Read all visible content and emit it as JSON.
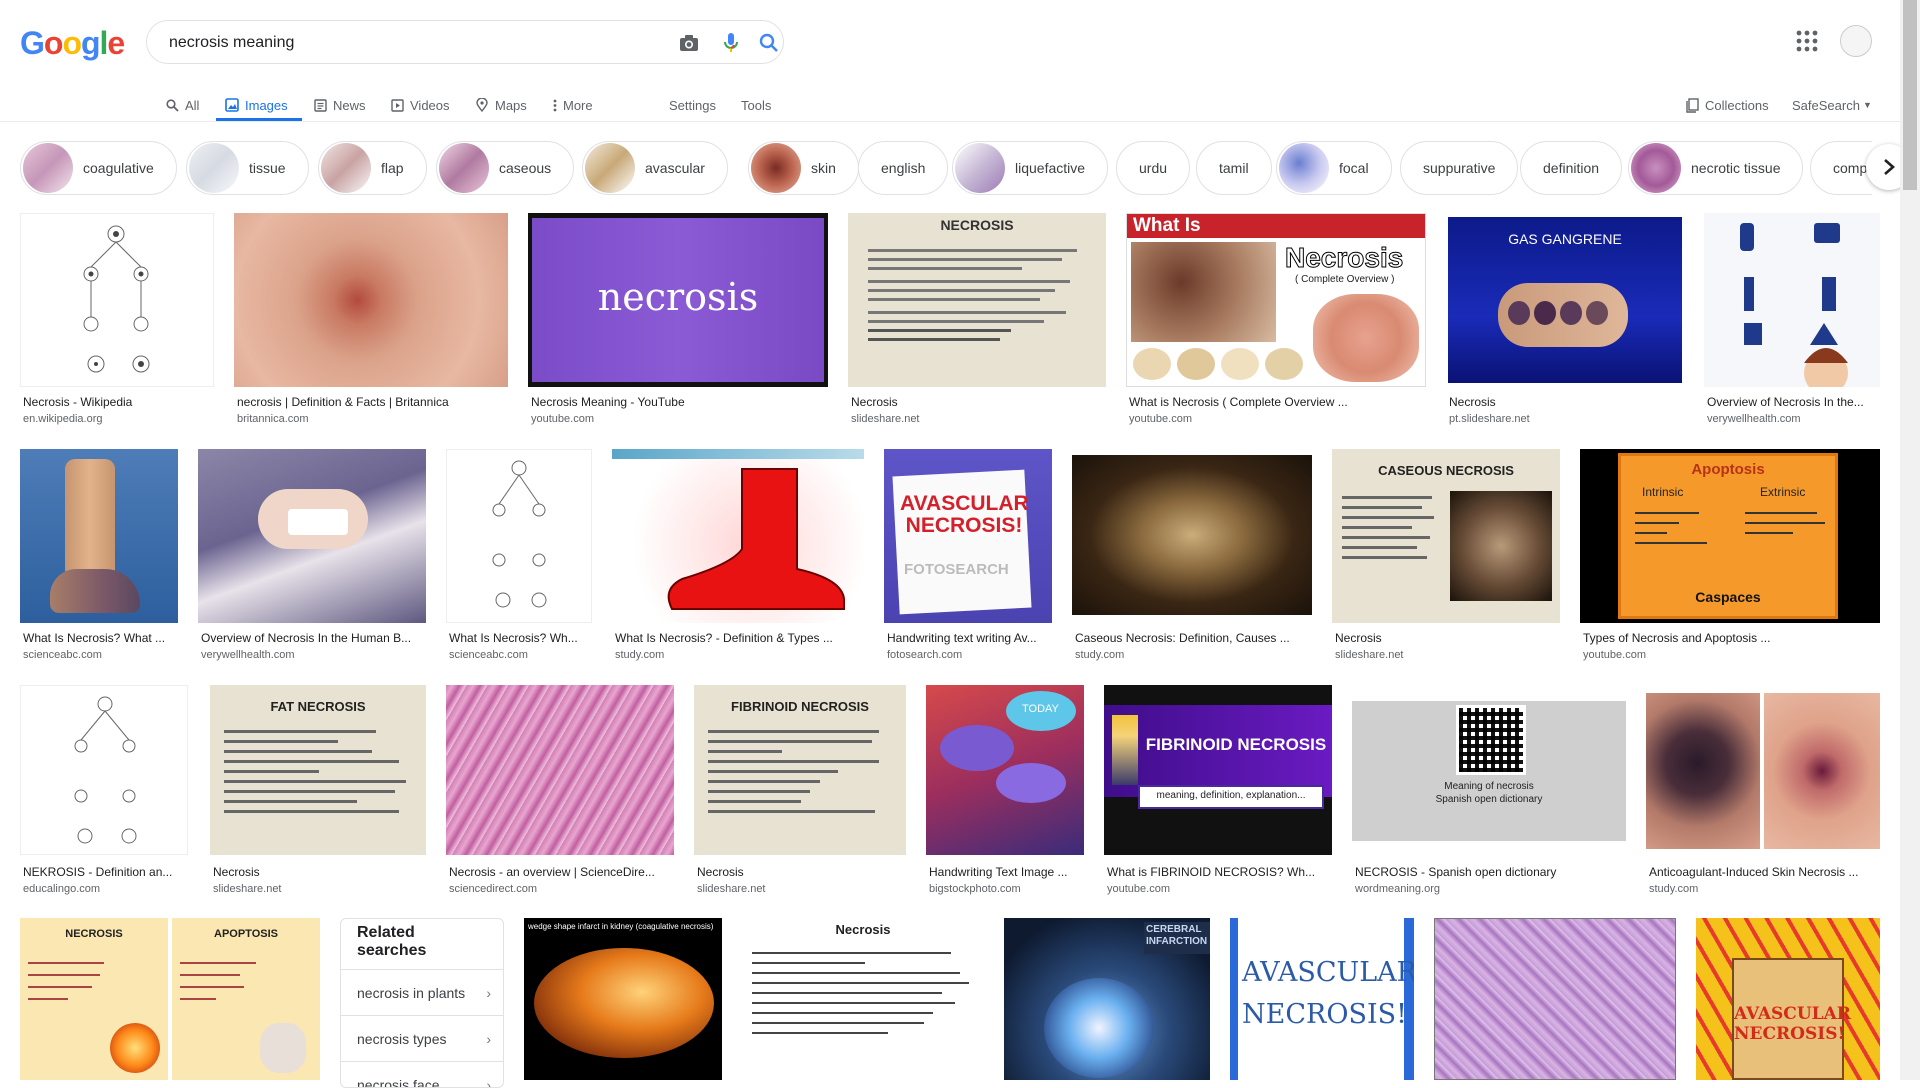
{
  "logo": "Google",
  "search": {
    "query": "necrosis meaning"
  },
  "tabs": [
    {
      "label": "All"
    },
    {
      "label": "Images"
    },
    {
      "label": "News"
    },
    {
      "label": "Videos"
    },
    {
      "label": "Maps"
    },
    {
      "label": "More"
    }
  ],
  "tools": {
    "settings": "Settings",
    "tools": "Tools"
  },
  "right_links": {
    "collections": "Collections",
    "safesearch": "SafeSearch"
  },
  "chips": [
    "coagulative",
    "tissue",
    "flap",
    "caseous",
    "avascular",
    "skin",
    "english",
    "liquefactive",
    "urdu",
    "tamil",
    "focal",
    "suppurative",
    "definition",
    "necrotic tissue",
    "comp"
  ],
  "results": [
    {
      "title": "Necrosis - Wikipedia",
      "site": "en.wikipedia.org"
    },
    {
      "title": "necrosis | Definition & Facts | Britannica",
      "site": "britannica.com"
    },
    {
      "title": "Necrosis Meaning - YouTube",
      "site": "youtube.com"
    },
    {
      "title": "Necrosis",
      "site": "slideshare.net"
    },
    {
      "title": "What is Necrosis ( Complete Overview ...",
      "site": "youtube.com"
    },
    {
      "title": "Necrosis",
      "site": "pt.slideshare.net"
    },
    {
      "title": "Overview of Necrosis In the...",
      "site": "verywellhealth.com"
    },
    {
      "title": "What Is Necrosis? What ...",
      "site": "scienceabc.com"
    },
    {
      "title": "Overview of Necrosis In the Human B...",
      "site": "verywellhealth.com"
    },
    {
      "title": "What Is Necrosis? Wh...",
      "site": "scienceabc.com"
    },
    {
      "title": "What Is Necrosis? - Definition & Types ...",
      "site": "study.com"
    },
    {
      "title": "Handwriting text writing Av...",
      "site": "fotosearch.com"
    },
    {
      "title": "Caseous Necrosis: Definition, Causes ...",
      "site": "study.com"
    },
    {
      "title": "Necrosis",
      "site": "slideshare.net"
    },
    {
      "title": "Types of Necrosis and Apoptosis ...",
      "site": "youtube.com"
    },
    {
      "title": "NEKROSIS - Definition an...",
      "site": "educalingo.com"
    },
    {
      "title": "Necrosis",
      "site": "slideshare.net"
    },
    {
      "title": "Necrosis - an overview | ScienceDire...",
      "site": "sciencedirect.com"
    },
    {
      "title": "Necrosis",
      "site": "slideshare.net"
    },
    {
      "title": "Handwriting Text Image ...",
      "site": "bigstockphoto.com"
    },
    {
      "title": "What is FIBRINOID NECROSIS? Wh...",
      "site": "youtube.com"
    },
    {
      "title": "NECROSIS - Spanish open dictionary",
      "site": "wordmeaning.org"
    },
    {
      "title": "Anticoagulant-Induced Skin Necrosis ...",
      "site": "study.com"
    }
  ],
  "image_text": {
    "necrosis_word": "necrosis",
    "gas_gangrene": "GAS GANGRENE",
    "necrosis_heading": "NECROSIS",
    "what_is": "What Is",
    "necrosis_title": "Necrosis",
    "complete_overview": "( Complete Overview )",
    "avascular": "AVASCULAR NECROSIS!",
    "fotosearch": "FOTOSEARCH",
    "caseous_heading": "CASEOUS NECROSIS",
    "apoptosis": "Apoptosis",
    "intrinsic": "Intrinsic",
    "extrinsic": "Extrinsic",
    "caspaces": "Caspaces",
    "fat_necrosis": "FAT NECROSIS",
    "fibrinoid_necrosis": "FIBRINOID NECROSIS",
    "fibrinoid_sub": "meaning, definition, explanation...",
    "today": "TODAY",
    "meaning_of": "Meaning of necrosis",
    "spanish_dict": "Spanish open dictionary",
    "necrosis_col": "NECROSIS",
    "apoptosis_col": "APOPTOSIS",
    "kidney": "wedge shape infarct in kidney (coagulative necrosis)",
    "cerebral": "CEREBRAL INFARCTION"
  },
  "related": {
    "heading": "Related searches",
    "items": [
      "necrosis in plants",
      "necrosis types",
      "necrosis face"
    ]
  },
  "colors": {
    "accent": "#1a73e8",
    "chip_border": "#dfe1e5",
    "muted": "#5f6368"
  }
}
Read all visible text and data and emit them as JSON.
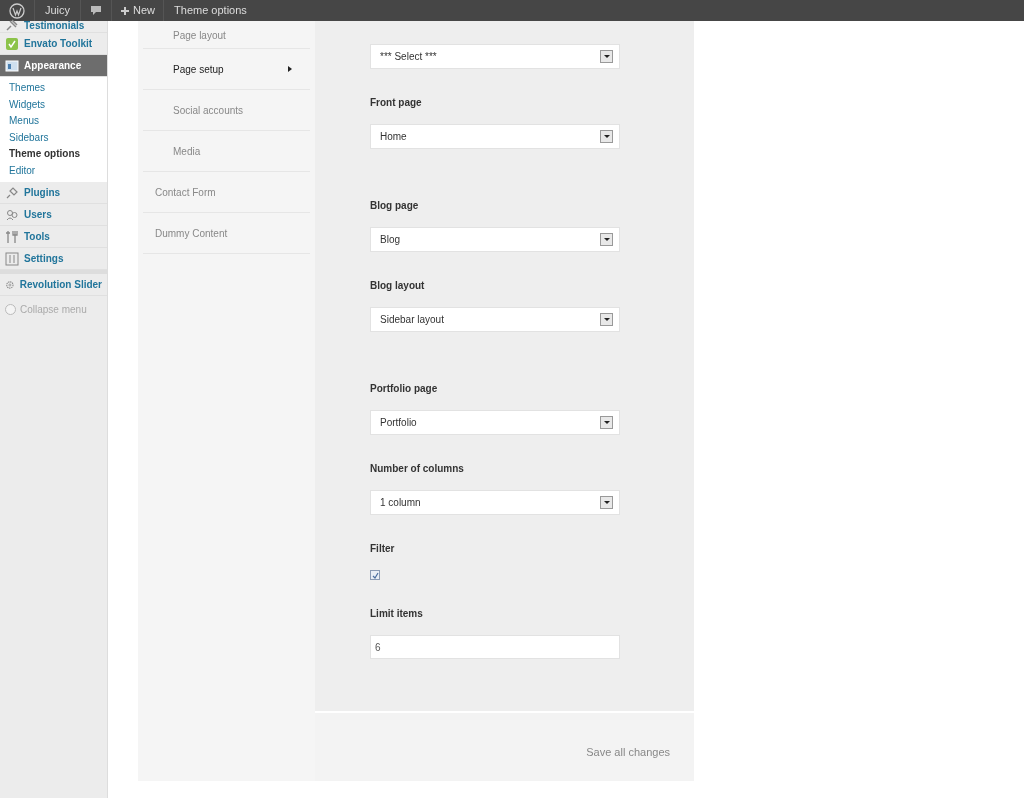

——————

▶ _Written problem_: Extract the full listing exactly, with the pictures left out.

▶ _Task solution_:
Read all visible content and emit it as JSON.
{
  "logo": "Google",
  "search": {
    "query": "necrosis meaning"
  },
  "tabs": [
    {
      "label": "All"
    },
    {
      "label": "Images"
    },
    {
      "label": "News"
    },
    {
      "label": "Videos"
    },
    {
      "label": "Maps"
    },
    {
      "label": "More"
    }
  ],
  "tools": {
    "settings": "Settings",
    "tools": "Tools"
  },
  "right_links": {
    "collections": "Collections",
    "safesearch": "SafeSearch"
  },
  "chips": [
    "coagulative",
    "tissue",
    "flap",
    "caseous",
    "avascular",
    "skin",
    "english",
    "liquefactive",
    "urdu",
    "tamil",
    "focal",
    "suppurative",
    "definition",
    "necrotic tissue",
    "comp"
  ],
  "results": [
    {
      "title": "Necrosis - Wikipedia",
      "site": "en.wikipedia.org"
    },
    {
      "title": "necrosis | Definition & Facts | Britannica",
      "site": "britannica.com"
    },
    {
      "title": "Necrosis Meaning - YouTube",
      "site": "youtube.com"
    },
    {
      "title": "Necrosis",
      "site": "slideshare.net"
    },
    {
      "title": "What is Necrosis ( Complete Overview ...",
      "site": "youtube.com"
    },
    {
      "title": "Necrosis",
      "site": "pt.slideshare.net"
    },
    {
      "title": "Overview of Necrosis In the...",
      "site": "verywellhealth.com"
    },
    {
      "title": "What Is Necrosis? What ...",
      "site": "scienceabc.com"
    },
    {
      "title": "Overview of Necrosis In the Human B...",
      "site": "verywellhealth.com"
    },
    {
      "title": "What Is Necrosis? Wh...",
      "site": "scienceabc.com"
    },
    {
      "title": "What Is Necrosis? - Definition & Types ...",
      "site": "study.com"
    },
    {
      "title": "Handwriting text writing Av...",
      "site": "fotosearch.com"
    },
    {
      "title": "Caseous Necrosis: Definition, Causes ...",
      "site": "study.com"
    },
    {
      "title": "Necrosis",
      "site": "slideshare.net"
    },
    {
      "title": "Types of Necrosis and Apoptosis ...",
      "site": "youtube.com"
    },
    {
      "title": "NEKROSIS - Definition an...",
      "site": "educalingo.com"
    },
    {
      "title": "Necrosis",
      "site": "slideshare.net"
    },
    {
      "title": "Necrosis - an overview | ScienceDire...",
      "site": "sciencedirect.com"
    },
    {
      "title": "Necrosis",
      "site": "slideshare.net"
    },
    {
      "title": "Handwriting Text Image ...",
      "site": "bigstockphoto.com"
    },
    {
      "title": "What is FIBRINOID NECROSIS? Wh...",
      "site": "youtube.com"
    },
    {
      "title": "NECROSIS - Spanish open dictionary",
      "site": "wordmeaning.org"
    },
    {
      "title": "Anticoagulant-Induced Skin Necrosis ...",
      "site": "study.com"
    }
  ],
  "image_text": {
    "necrosis_word": "necrosis",
    "gas_gangrene": "GAS GANGRENE",
    "necrosis_heading": "NECROSIS",
    "what_is": "What Is",
    "necrosis_title": "Necrosis",
    "complete_overview": "( Complete Overview )",
    "avascular": "AVASCULAR NECROSIS!",
    "fotosearch": "FOTOSEARCH",
    "caseous_heading": "CASEOUS NECROSIS",
    "apoptosis": "Apoptosis",
    "intrinsic": "Intrinsic",
    "extrinsic": "Extrinsic",
    "caspaces": "Caspaces",
    "fat_necrosis": "FAT NECROSIS",
    "fibrinoid_necrosis": "FIBRINOID NECROSIS",
    "fibrinoid_sub": "meaning, definition, explanation...",
    "today": "TODAY",
    "meaning_of": "Meaning of necrosis",
    "spanish_dict": "Spanish open dictionary",
    "necrosis_col": "NECROSIS",
    "apoptosis_col": "APOPTOSIS",
    "kidney": "wedge shape infarct in kidney (coagulative necrosis)",
    "cerebral": "CEREBRAL INFARCTION"
  },
  "related": {
    "heading": "Related searches",
    "items": [
      "necrosis in plants",
      "necrosis types",
      "necrosis face"
    ]
  },
  "colors": {
    "accent": "#1a73e8",
    "chip_border": "#dfe1e5",
    "muted": "#5f6368"
  }
}
Read all visible text and data and emit them as JSON.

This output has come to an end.